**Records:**
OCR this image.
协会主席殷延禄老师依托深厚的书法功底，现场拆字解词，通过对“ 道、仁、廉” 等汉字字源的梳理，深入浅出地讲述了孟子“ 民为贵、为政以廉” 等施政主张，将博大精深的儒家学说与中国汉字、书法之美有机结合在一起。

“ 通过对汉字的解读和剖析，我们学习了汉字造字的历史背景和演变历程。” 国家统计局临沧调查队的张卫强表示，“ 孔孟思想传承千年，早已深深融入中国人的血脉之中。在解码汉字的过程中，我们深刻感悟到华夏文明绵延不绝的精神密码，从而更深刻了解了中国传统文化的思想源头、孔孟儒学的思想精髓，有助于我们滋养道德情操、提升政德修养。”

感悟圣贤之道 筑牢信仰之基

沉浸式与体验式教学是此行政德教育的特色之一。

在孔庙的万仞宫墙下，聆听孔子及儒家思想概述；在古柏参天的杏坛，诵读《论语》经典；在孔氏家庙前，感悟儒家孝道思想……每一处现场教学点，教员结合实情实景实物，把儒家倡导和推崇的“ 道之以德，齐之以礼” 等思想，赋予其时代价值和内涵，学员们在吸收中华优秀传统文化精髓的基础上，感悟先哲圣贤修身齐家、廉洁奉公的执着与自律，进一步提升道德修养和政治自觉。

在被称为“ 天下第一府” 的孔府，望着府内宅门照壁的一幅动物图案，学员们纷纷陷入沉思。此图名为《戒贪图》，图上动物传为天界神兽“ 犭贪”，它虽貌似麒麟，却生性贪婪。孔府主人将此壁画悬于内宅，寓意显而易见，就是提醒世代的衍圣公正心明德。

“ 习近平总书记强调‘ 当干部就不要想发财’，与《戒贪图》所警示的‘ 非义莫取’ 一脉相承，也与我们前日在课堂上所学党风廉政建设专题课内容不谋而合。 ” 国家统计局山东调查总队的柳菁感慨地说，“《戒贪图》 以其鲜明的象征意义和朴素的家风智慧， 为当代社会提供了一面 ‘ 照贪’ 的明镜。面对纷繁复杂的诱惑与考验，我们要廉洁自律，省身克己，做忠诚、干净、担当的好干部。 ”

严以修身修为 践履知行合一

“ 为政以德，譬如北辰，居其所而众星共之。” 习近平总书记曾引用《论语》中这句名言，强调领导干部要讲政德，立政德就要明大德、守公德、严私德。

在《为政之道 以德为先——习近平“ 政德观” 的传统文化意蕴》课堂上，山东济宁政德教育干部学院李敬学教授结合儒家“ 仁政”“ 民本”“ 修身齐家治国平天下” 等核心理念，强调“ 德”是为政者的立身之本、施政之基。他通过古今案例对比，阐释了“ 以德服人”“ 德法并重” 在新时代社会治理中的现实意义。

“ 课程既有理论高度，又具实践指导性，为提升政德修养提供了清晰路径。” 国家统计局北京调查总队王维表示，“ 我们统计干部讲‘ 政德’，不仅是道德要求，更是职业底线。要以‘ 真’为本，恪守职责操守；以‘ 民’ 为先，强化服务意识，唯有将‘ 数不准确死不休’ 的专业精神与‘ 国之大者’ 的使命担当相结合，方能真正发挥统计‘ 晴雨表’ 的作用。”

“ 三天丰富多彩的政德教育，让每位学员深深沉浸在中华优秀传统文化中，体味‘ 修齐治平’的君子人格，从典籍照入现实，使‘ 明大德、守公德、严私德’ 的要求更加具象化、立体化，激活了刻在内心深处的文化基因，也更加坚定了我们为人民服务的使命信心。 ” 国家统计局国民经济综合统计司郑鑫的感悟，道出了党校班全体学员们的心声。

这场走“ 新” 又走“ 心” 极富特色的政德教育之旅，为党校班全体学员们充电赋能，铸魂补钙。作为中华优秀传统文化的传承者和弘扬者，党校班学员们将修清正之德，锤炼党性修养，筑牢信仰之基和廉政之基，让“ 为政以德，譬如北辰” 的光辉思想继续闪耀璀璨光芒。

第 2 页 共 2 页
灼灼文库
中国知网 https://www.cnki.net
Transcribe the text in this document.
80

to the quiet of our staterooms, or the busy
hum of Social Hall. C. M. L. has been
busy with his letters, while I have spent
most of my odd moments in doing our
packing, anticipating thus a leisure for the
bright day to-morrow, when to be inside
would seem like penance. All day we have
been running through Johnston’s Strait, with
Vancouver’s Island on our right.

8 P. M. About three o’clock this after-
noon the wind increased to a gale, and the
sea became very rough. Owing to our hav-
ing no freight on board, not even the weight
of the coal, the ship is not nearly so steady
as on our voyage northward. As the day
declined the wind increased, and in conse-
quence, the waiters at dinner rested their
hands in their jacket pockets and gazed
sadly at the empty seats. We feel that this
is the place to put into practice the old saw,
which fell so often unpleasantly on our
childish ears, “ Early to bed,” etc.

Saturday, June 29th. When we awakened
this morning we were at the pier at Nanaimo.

**What is asked:** From the listing above, extract all records word for word.

**The output:**
OCR this image.
协会主席殷延禄老师依托深厚的书法功底，现场拆字解词，通过对“ 道、仁、廉” 等汉字字源的梳理，深入浅出地讲述了孟子“ 民为贵、为政以廉” 等施政主张，将博大精深的儒家学说与中国汉字、书法之美有机结合在一起。

“ 通过对汉字的解读和剖析，我们学习了汉字造字的历史背景和演变历程。” 国家统计局临沧调查队的张卫强表示，“ 孔孟思想传承千年，早已深深融入中国人的血脉之中。在解码汉字的过程中，我们深刻感悟到华夏文明绵延不绝的精神密码，从而更深刻了解了中国传统文化的思想源头、孔孟儒学的思想精髓，有助于我们滋养道德情操、提升政德修养。”

感悟圣贤之道 筑牢信仰之基

沉浸式与体验式教学是此行政德教育的特色之一。

在孔庙的万仞宫墙下，聆听孔子及儒家思想概述；在古柏参天的杏坛，诵读《论语》经典；在孔氏家庙前，感悟儒家孝道思想……每一处现场教学点，教员结合实情实景实物，把儒家倡导和推崇的“ 道之以德，齐之以礼” 等思想，赋予其时代价值和内涵，学员们在吸收中华优秀传统文化精髓的基础上，感悟先哲圣贤修身齐家、廉洁奉公的执着与自律，进一步提升道德修养和政治自觉。

在被称为“ 天下第一府” 的孔府，望着府内宅门照壁的一幅动物图案，学员们纷纷陷入沉思。此图名为《戒贪图》，图上动物传为天界神兽“ 犭贪”，它虽貌似麒麟，却生性贪婪。孔府主人将此壁画悬于内宅，寓意显而易见，就是提醒世代的衍圣公正心明德。

“ 习近平总书记强调‘ 当干部就不要想发财’，与《戒贪图》所警示的‘ 非义莫取’ 一脉相承，也与我们前日在课堂上所学党风廉政建设专题课内容不谋而合。 ” 国家统计局山东调查总队的柳菁感慨地说，“《戒贪图》 以其鲜明的象征意义和朴素的家风智慧， 为当代社会提供了一面 ‘ 照贪’ 的明镜。面对纷繁复杂的诱惑与考验，我们要廉洁自律，省身克己，做忠诚、干净、担当的好干部。 ”

严以修身修为 践履知行合一

“ 为政以德，譬如北辰，居其所而众星共之。” 习近平总书记曾引用《论语》中这句名言，强调领导干部要讲政德，立政德就要明大德、守公德、严私德。

在《为政之道 以德为先——习近平“ 政德观” 的传统文化意蕴》课堂上，山东济宁政德教育干部学院李敬学教授结合儒家“ 仁政”“ 民本”“ 修身齐家治国平天下” 等核心理念，强调“ 德”是为政者的立身之本、施政之基。他通过古今案例对比，阐释了“ 以德服人”“ 德法并重” 在新时代社会治理中的现实意义。

“ 课程既有理论高度，又具实践指导性，为提升政德修养提供了清晰路径。” 国家统计局北京调查总队王维表示，“ 我们统计干部讲‘ 政德’，不仅是道德要求，更是职业底线。要以‘ 真’为本，恪守职责操守；以‘ 民’ 为先，强化服务意识，唯有将‘ 数不准确死不休’ 的专业精神与‘ 国之大者’ 的使命担当相结合，方能真正发挥统计‘ 晴雨表’ 的作用。”

“ 三天丰富多彩的政德教育，让每位学员深深沉浸在中华优秀传统文化中，体味‘ 修齐治平’的君子人格，从典籍照入现实，使‘ 明大德、守公德、严私德’ 的要求更加具象化、立体化，激活了刻在内心深处的文化基因，也更加坚定了我们为人民服务的使命信心。 ” 国家统计局国民经济综合统计司郑鑫的感悟，道出了党校班全体学员们的心声。

这场走“ 新” 又走“ 心” 极富特色的政德教育之旅，为党校班全体学员们充电赋能，铸魂补钙。作为中华优秀传统文化的传承者和弘扬者，党校班学员们将修清正之德，锤炼党性修养，筑牢信仰之基和廉政之基，让“ 为政以德，譬如北辰” 的光辉思想继续闪耀璀璨光芒。

第 2 页 共 2 页
灼灼文库
中国知网 https://www.cnki.net
Transcribe the text in this document.
80

to the quiet of our staterooms, or the busy
hum of Social Hall. C. M. L. has been
busy with his letters, while I have spent
most of my odd moments in doing our
packing, anticipating thus a leisure for the
bright day to-morrow, when to be inside
would seem like penance. All day we have
been running through Johnston’s Strait, with
Vancouver’s Island on our right.

8 P. M. About three o’clock this after-
noon the wind increased to a gale, and the
sea became very rough. Owing to our hav-
ing no freight on board, not even the weight
of the coal, the ship is not nearly so steady
as on our voyage northward. As the day
declined the wind increased, and in conse-
quence, the waiters at dinner rested their
hands in their jacket pockets and gazed
sadly at the empty seats. We feel that this
is the place to put into practice the old saw,
which fell so often unpleasantly on our
childish ears, “ Early to bed,” etc.

Saturday, June 29th. When we awakened
this morning we were at the pier at Nanaimo.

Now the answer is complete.